(Objective): Write out every item below line by line, without changing a single character.

** start Data excerpts **

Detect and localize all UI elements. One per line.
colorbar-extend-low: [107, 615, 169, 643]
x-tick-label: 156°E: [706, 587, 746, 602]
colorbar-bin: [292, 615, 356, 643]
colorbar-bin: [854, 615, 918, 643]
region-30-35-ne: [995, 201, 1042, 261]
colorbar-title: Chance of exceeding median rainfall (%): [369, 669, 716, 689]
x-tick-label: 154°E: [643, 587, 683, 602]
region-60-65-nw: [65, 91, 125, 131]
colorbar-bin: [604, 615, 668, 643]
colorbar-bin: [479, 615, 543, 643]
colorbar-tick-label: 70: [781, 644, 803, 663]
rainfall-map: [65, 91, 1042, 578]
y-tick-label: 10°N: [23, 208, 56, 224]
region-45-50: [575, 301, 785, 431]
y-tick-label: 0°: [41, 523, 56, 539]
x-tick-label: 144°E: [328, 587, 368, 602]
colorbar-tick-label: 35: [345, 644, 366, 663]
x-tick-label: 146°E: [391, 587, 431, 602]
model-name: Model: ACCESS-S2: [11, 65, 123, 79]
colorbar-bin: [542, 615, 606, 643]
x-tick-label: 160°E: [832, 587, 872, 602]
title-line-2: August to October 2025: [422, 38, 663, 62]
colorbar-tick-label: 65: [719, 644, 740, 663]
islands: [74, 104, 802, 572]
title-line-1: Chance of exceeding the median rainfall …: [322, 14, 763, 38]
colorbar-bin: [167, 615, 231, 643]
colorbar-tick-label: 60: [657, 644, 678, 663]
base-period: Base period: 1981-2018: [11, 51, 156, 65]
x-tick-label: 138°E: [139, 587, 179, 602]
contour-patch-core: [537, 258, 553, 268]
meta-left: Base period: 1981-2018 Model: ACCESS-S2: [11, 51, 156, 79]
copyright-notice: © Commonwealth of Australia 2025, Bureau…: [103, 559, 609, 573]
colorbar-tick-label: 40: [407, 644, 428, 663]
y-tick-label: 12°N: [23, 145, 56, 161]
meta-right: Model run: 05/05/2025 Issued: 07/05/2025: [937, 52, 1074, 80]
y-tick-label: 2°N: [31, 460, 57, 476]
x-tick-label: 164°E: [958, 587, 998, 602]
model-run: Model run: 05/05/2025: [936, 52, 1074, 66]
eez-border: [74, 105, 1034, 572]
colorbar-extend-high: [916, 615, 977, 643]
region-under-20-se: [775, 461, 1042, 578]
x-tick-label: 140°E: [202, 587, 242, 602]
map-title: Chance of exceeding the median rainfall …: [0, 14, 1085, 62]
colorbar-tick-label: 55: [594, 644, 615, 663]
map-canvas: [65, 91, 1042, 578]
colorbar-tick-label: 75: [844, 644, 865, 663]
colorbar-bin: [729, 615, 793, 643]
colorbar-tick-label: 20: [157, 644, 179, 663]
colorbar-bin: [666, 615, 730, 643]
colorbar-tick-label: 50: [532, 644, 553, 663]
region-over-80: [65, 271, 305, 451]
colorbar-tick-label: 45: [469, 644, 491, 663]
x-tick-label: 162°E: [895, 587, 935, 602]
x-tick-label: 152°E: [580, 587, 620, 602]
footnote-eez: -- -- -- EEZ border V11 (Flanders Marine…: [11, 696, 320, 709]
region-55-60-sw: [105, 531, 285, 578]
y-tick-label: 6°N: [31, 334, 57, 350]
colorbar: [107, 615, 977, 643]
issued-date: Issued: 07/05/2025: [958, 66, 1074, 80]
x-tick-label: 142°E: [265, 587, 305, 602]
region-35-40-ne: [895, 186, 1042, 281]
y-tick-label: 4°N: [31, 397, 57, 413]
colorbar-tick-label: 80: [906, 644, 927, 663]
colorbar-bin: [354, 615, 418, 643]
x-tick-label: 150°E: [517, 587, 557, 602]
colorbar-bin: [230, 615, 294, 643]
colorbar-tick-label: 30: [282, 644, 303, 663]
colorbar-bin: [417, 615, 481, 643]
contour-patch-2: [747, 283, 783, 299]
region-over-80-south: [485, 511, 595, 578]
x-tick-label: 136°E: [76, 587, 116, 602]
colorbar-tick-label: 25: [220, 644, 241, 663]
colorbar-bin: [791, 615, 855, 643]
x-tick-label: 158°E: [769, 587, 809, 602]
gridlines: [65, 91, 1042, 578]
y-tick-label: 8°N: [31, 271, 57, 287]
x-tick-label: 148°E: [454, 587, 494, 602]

** end Data excerpts **

(Exercise output):
Detect and localize all UI elements. One per line.
colorbar-extend-low: [107, 615, 169, 643]
x-tick-label: 156°E: [706, 587, 746, 602]
colorbar-bin: [292, 615, 356, 643]
colorbar-bin: [854, 615, 918, 643]
region-30-35-ne: [995, 201, 1042, 261]
colorbar-title: Chance of exceeding median rainfall (%): [369, 669, 716, 689]
x-tick-label: 154°E: [643, 587, 683, 602]
region-60-65-nw: [65, 91, 125, 131]
colorbar-bin: [604, 615, 668, 643]
colorbar-bin: [479, 615, 543, 643]
colorbar-tick-label: 70: [781, 644, 803, 663]
rainfall-map: [65, 91, 1042, 578]
y-tick-label: 10°N: [23, 208, 56, 224]
region-45-50: [575, 301, 785, 431]
y-tick-label: 0°: [41, 523, 56, 539]
x-tick-label: 144°E: [328, 587, 368, 602]
colorbar-tick-label: 35: [345, 644, 366, 663]
x-tick-label: 146°E: [391, 587, 431, 602]
model-name: Model: ACCESS-S2: [11, 65, 123, 79]
colorbar-bin: [542, 615, 606, 643]
x-tick-label: 160°E: [832, 587, 872, 602]
title-line-2: August to October 2025: [422, 38, 663, 62]
colorbar-tick-label: 65: [719, 644, 740, 663]
islands: [74, 104, 802, 572]
title-line-1: Chance of exceeding the median rainfall …: [322, 14, 763, 38]
colorbar-bin: [167, 615, 231, 643]
colorbar-tick-label: 60: [657, 644, 678, 663]
base-period: Base period: 1981-2018: [11, 51, 156, 65]
x-tick-label: 138°E: [139, 587, 179, 602]
contour-patch-core: [537, 258, 553, 268]
meta-left: Base period: 1981-2018 Model: ACCESS-S2: [11, 51, 156, 79]
copyright-notice: © Commonwealth of Australia 2025, Bureau…: [103, 559, 609, 573]
colorbar-tick-label: 40: [407, 644, 428, 663]
y-tick-label: 12°N: [23, 145, 56, 161]
meta-right: Model run: 05/05/2025 Issued: 07/05/2025: [937, 52, 1074, 80]
y-tick-label: 2°N: [31, 460, 57, 476]
x-tick-label: 164°E: [958, 587, 998, 602]
model-run: Model run: 05/05/2025: [936, 52, 1074, 66]
eez-border: [74, 105, 1034, 572]
colorbar-extend-high: [916, 615, 977, 643]
region-under-20-se: [775, 461, 1042, 578]
x-tick-label: 140°E: [202, 587, 242, 602]
map-title: Chance of exceeding the median rainfall …: [0, 14, 1085, 62]
colorbar-tick-label: 55: [594, 644, 615, 663]
map-canvas: [65, 91, 1042, 578]
colorbar-tick-label: 75: [844, 644, 865, 663]
colorbar-bin: [729, 615, 793, 643]
colorbar-tick-label: 20: [157, 644, 179, 663]
colorbar-bin: [666, 615, 730, 643]
colorbar-tick-label: 50: [532, 644, 553, 663]
region-over-80: [65, 271, 305, 451]
colorbar-tick-label: 45: [469, 644, 491, 663]
x-tick-label: 162°E: [895, 587, 935, 602]
x-tick-label: 152°E: [580, 587, 620, 602]
footnote-eez: -- -- -- EEZ border V11 (Flanders Marine…: [11, 696, 320, 709]
region-55-60-sw: [105, 531, 285, 578]
y-tick-label: 6°N: [31, 334, 57, 350]
colorbar: [107, 615, 977, 643]
issued-date: Issued: 07/05/2025: [958, 66, 1074, 80]
x-tick-label: 142°E: [265, 587, 305, 602]
region-35-40-ne: [895, 186, 1042, 281]
y-tick-label: 4°N: [31, 397, 57, 413]
colorbar-tick-label: 80: [906, 644, 927, 663]
colorbar-bin: [354, 615, 418, 643]
x-tick-label: 150°E: [517, 587, 557, 602]
colorbar-bin: [230, 615, 294, 643]
colorbar-tick-label: 30: [282, 644, 303, 663]
colorbar-bin: [417, 615, 481, 643]
contour-patch-2: [747, 283, 783, 299]
region-over-80-south: [485, 511, 595, 578]
x-tick-label: 136°E: [76, 587, 116, 602]
colorbar-tick-label: 25: [220, 644, 241, 663]
colorbar-bin: [791, 615, 855, 643]
x-tick-label: 158°E: [769, 587, 809, 602]
gridlines: [65, 91, 1042, 578]
y-tick-label: 8°N: [31, 271, 57, 287]
x-tick-label: 148°E: [454, 587, 494, 602]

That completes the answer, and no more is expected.